__WORK REQUEST 1__
In the Haggadah review, who is identified as the first Rav Harashi?
__WORK REQUEST 2__
Continue the Haggadah review from its last sentence.

__DOCUMENT EXCERPT__
Still, I learned a lot, and considering that I’ve reviewed a dozen Haggadot in each of the last six years, that’s saying something.
-Jay Michaelson, The Jewish Forward
How would you like to sit at the seder with three of the giants of the last century -- the Rav, the Rav Harashi and the Reb -- and listen to them exchange insights into the haggadah? This new Haggadah makes it possible for you to do just that.
The Rav was Rabbi Joseph Soloveitchik, the leader of Modern Orthodoxy in the United States. The Rav, as he was known to his many disciples, was the inheritor of the Brisker dynasty, which developed a whole new method for analyzing the Talmud, and he came to America with a doctorate in Philosophy that he had earned at a German university. He is the icon of those who believe that it is possible to combine an enormous knowledge of the tradition with an understanding and appreciation for modern culture and philosophy.
Rabbi Abraham Isaac Hakohen Kook was the first Rav Harashi -- the Chief Rabbi of Palestine under the British mandate. He combined an enormous knowledge of the Jewish mystical tradition with a poetic soul and with an understanding of the need to appreciate and not rebuff the pioneers who were building the land of Israel.

__MATERIAL SHOWN__
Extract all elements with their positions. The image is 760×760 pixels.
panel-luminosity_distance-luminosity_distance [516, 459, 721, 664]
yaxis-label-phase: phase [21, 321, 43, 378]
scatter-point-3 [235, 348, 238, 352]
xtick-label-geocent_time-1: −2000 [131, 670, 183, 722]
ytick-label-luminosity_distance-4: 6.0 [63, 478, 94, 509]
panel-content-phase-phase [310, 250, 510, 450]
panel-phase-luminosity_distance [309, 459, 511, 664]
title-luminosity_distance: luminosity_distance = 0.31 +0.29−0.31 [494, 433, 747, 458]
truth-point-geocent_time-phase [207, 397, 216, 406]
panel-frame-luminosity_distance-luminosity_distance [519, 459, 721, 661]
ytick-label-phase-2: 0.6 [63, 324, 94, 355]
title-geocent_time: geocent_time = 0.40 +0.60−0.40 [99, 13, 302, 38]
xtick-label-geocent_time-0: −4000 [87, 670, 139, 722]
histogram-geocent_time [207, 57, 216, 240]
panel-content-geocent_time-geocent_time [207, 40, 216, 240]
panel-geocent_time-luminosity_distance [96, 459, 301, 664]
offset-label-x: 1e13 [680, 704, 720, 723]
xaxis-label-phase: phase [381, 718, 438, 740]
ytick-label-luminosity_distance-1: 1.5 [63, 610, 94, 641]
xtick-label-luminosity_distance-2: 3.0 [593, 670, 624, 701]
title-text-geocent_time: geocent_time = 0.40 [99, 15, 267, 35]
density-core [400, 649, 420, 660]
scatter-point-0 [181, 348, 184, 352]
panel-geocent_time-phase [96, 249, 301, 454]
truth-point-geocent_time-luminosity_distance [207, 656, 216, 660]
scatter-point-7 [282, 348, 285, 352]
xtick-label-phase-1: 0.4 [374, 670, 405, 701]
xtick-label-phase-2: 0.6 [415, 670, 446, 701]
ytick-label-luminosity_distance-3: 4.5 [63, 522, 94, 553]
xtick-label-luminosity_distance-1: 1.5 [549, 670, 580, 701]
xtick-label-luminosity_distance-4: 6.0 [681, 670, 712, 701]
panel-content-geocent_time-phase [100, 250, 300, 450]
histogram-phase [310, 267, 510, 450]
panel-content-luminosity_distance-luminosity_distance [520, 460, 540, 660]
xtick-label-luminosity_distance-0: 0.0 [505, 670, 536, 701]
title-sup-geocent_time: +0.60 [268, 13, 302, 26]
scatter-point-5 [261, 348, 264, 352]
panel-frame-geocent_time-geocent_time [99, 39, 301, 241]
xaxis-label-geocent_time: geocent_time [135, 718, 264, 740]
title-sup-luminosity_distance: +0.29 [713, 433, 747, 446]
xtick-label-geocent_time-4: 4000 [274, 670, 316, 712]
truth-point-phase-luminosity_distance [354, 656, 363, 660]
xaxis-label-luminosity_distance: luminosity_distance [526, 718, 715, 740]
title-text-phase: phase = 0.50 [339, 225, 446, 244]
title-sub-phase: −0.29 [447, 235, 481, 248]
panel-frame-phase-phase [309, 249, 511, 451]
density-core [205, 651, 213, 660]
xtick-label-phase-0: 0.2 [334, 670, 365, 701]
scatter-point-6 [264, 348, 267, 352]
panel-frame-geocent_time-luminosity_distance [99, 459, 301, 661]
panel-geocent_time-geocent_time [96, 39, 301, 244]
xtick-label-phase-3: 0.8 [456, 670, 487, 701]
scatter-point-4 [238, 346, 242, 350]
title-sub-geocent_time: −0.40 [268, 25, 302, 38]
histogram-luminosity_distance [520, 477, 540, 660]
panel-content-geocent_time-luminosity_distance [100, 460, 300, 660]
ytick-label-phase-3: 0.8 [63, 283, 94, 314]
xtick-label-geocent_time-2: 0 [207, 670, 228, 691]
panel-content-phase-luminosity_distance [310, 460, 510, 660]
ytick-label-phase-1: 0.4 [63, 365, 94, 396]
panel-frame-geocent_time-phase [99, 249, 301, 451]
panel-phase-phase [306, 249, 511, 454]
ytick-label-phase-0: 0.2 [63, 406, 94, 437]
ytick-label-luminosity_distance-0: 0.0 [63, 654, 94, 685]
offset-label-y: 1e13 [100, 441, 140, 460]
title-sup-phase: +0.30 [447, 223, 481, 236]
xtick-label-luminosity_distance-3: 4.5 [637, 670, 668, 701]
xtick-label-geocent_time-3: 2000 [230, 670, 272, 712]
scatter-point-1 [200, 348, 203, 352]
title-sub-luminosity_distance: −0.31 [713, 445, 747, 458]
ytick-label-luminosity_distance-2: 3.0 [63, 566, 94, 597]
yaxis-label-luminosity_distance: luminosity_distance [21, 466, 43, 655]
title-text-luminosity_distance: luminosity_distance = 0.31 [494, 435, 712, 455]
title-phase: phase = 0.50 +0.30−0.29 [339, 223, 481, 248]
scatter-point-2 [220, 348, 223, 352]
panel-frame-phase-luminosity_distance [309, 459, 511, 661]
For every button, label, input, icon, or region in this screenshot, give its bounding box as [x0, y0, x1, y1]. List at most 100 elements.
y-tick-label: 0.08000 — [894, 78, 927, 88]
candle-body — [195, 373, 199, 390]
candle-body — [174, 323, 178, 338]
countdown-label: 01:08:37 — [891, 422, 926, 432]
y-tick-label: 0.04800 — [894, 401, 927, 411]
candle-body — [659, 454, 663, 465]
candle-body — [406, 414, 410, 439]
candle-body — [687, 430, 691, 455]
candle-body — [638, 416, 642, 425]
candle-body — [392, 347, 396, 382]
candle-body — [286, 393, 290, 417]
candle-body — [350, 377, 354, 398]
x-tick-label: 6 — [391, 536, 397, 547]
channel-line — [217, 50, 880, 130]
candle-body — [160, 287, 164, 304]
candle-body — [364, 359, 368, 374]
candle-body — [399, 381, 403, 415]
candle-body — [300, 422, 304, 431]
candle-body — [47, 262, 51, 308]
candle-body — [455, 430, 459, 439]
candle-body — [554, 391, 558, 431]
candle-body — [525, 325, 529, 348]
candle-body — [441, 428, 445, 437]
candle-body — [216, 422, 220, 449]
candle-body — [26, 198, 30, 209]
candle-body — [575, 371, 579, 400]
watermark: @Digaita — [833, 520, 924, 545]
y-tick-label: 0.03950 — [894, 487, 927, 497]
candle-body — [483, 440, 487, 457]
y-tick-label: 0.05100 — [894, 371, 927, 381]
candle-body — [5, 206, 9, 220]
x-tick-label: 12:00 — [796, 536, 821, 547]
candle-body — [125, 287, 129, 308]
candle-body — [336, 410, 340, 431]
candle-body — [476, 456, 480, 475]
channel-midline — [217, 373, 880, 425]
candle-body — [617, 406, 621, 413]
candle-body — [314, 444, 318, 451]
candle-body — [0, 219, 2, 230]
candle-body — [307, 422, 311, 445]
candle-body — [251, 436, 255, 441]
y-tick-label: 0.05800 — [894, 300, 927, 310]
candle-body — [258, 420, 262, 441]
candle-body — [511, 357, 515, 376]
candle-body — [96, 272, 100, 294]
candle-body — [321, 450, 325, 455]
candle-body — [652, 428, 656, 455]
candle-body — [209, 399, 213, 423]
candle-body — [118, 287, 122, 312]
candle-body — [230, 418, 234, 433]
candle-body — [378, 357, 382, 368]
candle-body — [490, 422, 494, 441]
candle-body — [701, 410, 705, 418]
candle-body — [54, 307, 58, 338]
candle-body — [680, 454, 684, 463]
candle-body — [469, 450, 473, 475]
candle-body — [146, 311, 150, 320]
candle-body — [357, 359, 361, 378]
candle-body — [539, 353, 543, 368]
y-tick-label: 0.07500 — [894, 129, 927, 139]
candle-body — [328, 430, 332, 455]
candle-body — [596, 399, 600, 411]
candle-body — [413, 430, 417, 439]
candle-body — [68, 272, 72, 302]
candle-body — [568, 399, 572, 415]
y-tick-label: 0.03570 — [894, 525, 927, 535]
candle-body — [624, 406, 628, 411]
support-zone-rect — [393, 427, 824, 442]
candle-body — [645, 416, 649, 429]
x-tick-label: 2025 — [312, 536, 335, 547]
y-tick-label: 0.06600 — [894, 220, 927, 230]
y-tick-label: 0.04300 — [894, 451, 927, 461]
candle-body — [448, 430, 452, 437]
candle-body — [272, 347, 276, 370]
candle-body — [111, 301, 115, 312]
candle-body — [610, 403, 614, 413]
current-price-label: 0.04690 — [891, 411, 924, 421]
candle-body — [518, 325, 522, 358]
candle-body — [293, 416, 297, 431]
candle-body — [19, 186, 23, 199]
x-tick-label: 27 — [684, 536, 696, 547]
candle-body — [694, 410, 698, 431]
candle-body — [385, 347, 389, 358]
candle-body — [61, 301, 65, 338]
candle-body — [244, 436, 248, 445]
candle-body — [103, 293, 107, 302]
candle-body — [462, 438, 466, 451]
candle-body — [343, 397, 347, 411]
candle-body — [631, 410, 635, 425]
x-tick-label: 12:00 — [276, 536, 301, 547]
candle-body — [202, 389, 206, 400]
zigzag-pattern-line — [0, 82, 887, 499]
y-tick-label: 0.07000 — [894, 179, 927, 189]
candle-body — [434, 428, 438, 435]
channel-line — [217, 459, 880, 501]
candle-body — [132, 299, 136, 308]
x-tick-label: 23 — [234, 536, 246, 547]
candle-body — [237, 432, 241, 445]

__TASK OUTPUT 1__
Rabbi Abraham Isaac Hakohen Kook, the Chief Rabbi of Palestine under the British mandate.

__TASK OUTPUT 2__
Rabbi Shlomo Carlebach, 'Reb Shlomo' as he was known to his followers, was a travelling troubadour who crossed the country, reaching the souls of both involved Jews and young people who were on the periphery of Jewish life with his songs and his stories. Few of us realized when we listened to him how great his knowledge of Hassidic literature was, and how serious was his desire to reach out to those whom mainstream Jews had given up on.
It is hard to imagine these three sitting at the same table, celebrating Pesach together, but this new haggadah: "The Night That Unites" does the next best thing. It chooses some of the very best insights of the three, edits and simplifies them so that the general reader can understand them, and puts them together side by side on each page of the haggadah.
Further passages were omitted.